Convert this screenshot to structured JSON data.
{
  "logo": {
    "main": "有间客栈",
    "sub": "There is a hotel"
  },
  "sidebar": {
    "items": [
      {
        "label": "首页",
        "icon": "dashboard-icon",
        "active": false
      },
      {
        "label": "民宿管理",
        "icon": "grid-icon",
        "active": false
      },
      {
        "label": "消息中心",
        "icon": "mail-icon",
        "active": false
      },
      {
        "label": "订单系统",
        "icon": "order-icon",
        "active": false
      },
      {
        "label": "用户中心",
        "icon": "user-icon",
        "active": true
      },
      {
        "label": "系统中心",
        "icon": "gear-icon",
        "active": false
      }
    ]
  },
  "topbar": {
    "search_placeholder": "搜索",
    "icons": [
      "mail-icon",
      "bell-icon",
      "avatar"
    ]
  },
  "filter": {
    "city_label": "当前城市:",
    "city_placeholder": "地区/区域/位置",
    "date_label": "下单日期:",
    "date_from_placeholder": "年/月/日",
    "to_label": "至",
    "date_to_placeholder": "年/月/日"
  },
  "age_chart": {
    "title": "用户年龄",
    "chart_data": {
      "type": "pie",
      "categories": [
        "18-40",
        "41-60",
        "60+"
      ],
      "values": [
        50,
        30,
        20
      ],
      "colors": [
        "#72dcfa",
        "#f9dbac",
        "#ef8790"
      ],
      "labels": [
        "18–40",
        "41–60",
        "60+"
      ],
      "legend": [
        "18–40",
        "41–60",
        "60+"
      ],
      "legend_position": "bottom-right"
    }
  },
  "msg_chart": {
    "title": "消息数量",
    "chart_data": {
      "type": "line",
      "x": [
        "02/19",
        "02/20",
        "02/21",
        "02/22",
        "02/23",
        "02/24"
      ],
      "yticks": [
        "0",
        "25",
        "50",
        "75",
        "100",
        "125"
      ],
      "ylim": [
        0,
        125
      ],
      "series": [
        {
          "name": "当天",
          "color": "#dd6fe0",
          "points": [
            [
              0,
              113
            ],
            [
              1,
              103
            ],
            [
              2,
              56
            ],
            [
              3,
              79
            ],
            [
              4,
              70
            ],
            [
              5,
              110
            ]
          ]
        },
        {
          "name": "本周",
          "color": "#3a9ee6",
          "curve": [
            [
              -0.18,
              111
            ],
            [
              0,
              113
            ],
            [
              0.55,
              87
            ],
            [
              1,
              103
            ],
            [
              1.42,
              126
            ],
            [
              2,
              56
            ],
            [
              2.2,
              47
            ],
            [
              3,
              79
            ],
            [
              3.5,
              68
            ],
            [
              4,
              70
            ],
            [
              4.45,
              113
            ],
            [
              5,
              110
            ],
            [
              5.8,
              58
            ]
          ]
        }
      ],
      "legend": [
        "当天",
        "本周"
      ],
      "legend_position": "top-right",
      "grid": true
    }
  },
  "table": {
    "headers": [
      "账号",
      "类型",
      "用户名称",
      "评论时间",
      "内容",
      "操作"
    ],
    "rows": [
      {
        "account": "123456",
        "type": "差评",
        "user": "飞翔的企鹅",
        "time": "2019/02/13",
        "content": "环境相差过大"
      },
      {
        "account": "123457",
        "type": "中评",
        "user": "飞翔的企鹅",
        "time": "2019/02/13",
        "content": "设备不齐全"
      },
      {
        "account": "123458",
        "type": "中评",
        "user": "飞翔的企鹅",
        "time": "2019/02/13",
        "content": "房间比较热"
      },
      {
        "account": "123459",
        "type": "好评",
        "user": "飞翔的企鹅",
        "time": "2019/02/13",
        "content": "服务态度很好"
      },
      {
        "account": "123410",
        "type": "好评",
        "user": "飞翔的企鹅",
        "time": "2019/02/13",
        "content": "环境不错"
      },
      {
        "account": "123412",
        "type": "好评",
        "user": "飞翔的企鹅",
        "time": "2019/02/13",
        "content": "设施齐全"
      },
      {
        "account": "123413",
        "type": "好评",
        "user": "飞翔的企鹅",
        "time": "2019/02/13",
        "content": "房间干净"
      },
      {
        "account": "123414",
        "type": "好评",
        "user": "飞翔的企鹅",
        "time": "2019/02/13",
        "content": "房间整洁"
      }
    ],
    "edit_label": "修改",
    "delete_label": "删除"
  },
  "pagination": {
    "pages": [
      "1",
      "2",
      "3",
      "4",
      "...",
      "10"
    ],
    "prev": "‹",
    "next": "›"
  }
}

#####

Every line above should be retyped exactly as given.

Correct result:
Convert this screenshot to structured JSON data.
{
  "logo": {
    "main": "有间客栈",
    "sub": "There is a hotel"
  },
  "sidebar": {
    "items": [
      {
        "label": "首页",
        "icon": "dashboard-icon",
        "active": false
      },
      {
        "label": "民宿管理",
        "icon": "grid-icon",
        "active": false
      },
      {
        "label": "消息中心",
        "icon": "mail-icon",
        "active": false
      },
      {
        "label": "订单系统",
        "icon": "order-icon",
        "active": false
      },
      {
        "label": "用户中心",
        "icon": "user-icon",
        "active": true
      },
      {
        "label": "系统中心",
        "icon": "gear-icon",
        "active": false
      }
    ]
  },
  "topbar": {
    "search_placeholder": "搜索",
    "icons": [
      "mail-icon",
      "bell-icon",
      "avatar"
    ]
  },
  "filter": {
    "city_label": "当前城市:",
    "city_placeholder": "地区/区域/位置",
    "date_label": "下单日期:",
    "date_from_placeholder": "年/月/日",
    "to_label": "至",
    "date_to_placeholder": "年/月/日"
  },
  "age_chart": {
    "title": "用户年龄",
    "chart_data": {
      "type": "pie",
      "categories": [
        "18-40",
        "41-60",
        "60+"
      ],
      "values": [
        50,
        30,
        20
      ],
      "colors": [
        "#72dcfa",
        "#f9dbac",
        "#ef8790"
      ],
      "labels": [
        "18–40",
        "41–60",
        "60+"
      ],
      "legend": [
        "18–40",
        "41–60",
        "60+"
      ],
      "legend_position": "bottom-right"
    }
  },
  "msg_chart": {
    "title": "消息数量",
    "chart_data": {
      "type": "line",
      "x": [
        "02/19",
        "02/20",
        "02/21",
        "02/22",
        "02/23",
        "02/24"
      ],
      "yticks": [
        "0",
        "25",
        "50",
        "75",
        "100",
        "125"
      ],
      "ylim": [
        0,
        125
      ],
      "series": [
        {
          "name": "当天",
          "color": "#dd6fe0",
          "points": [
            [
              0,
              113
            ],
            [
              1,
              103
            ],
            [
              2,
              56
            ],
            [
              3,
              79
            ],
            [
              4,
              70
            ],
            [
              5,
              110
            ]
          ]
        },
        {
          "name": "本周",
          "color": "#3a9ee6",
          "curve": [
            [
              -0.18,
              111
            ],
            [
              0,
              113
            ],
            [
              0.55,
              87
            ],
            [
              1,
              103
            ],
            [
              1.42,
              126
            ],
            [
              2,
              56
            ],
            [
              2.2,
              47
            ],
            [
              3,
              79
            ],
            [
              3.5,
              68
            ],
            [
              4,
              70
            ],
            [
              4.45,
              113
            ],
            [
              5,
              110
            ],
            [
              5.8,
              58
            ]
          ]
        }
      ],
      "legend": [
        "当天",
        "本周"
      ],
      "legend_position": "top-right",
      "grid": true
    }
  },
  "table": {
    "headers": [
      "账号",
      "类型",
      "用户名称",
      "评论时间",
      "内容",
      "操作"
    ],
    "rows": [
      {
        "account": "123456",
        "type": "差评",
        "user": "飞翔的企鹅",
        "time": "2019/02/13",
        "content": "环境相差过大"
      },
      {
        "account": "123457",
        "type": "中评",
        "user": "飞翔的企鹅",
        "time": "2019/02/13",
        "content": "设备不齐全"
      },
      {
        "account": "123458",
        "type": "中评",
        "user": "飞翔的企鹅",
        "time": "2019/02/13",
        "content": "房间比较热"
      },
      {
        "account": "123459",
        "type": "好评",
        "user": "飞翔的企鹅",
        "time": "2019/02/13",
        "content": "服务态度很好"
      },
      {
        "account": "123410",
        "type": "好评",
        "user": "飞翔的企鹅",
        "time": "2019/02/13",
        "content": "环境不错"
      },
      {
        "account": "123412",
        "type": "好评",
        "user": "飞翔的企鹅",
        "time": "2019/02/13",
        "content": "设施齐全"
      },
      {
        "account": "123413",
        "type": "好评",
        "user": "飞翔的企鹅",
        "time": "2019/02/13",
        "content": "房间干净"
      },
      {
        "account": "123414",
        "type": "好评",
        "user": "飞翔的企鹅",
        "time": "2019/02/13",
        "content": "房间整洁"
      }
    ],
    "edit_label": "修改",
    "delete_label": "删除"
  },
  "pagination": {
    "pages": [
      "1",
      "2",
      "3",
      "4",
      "...",
      "10"
    ],
    "prev": "‹",
    "next": "›"
  }
}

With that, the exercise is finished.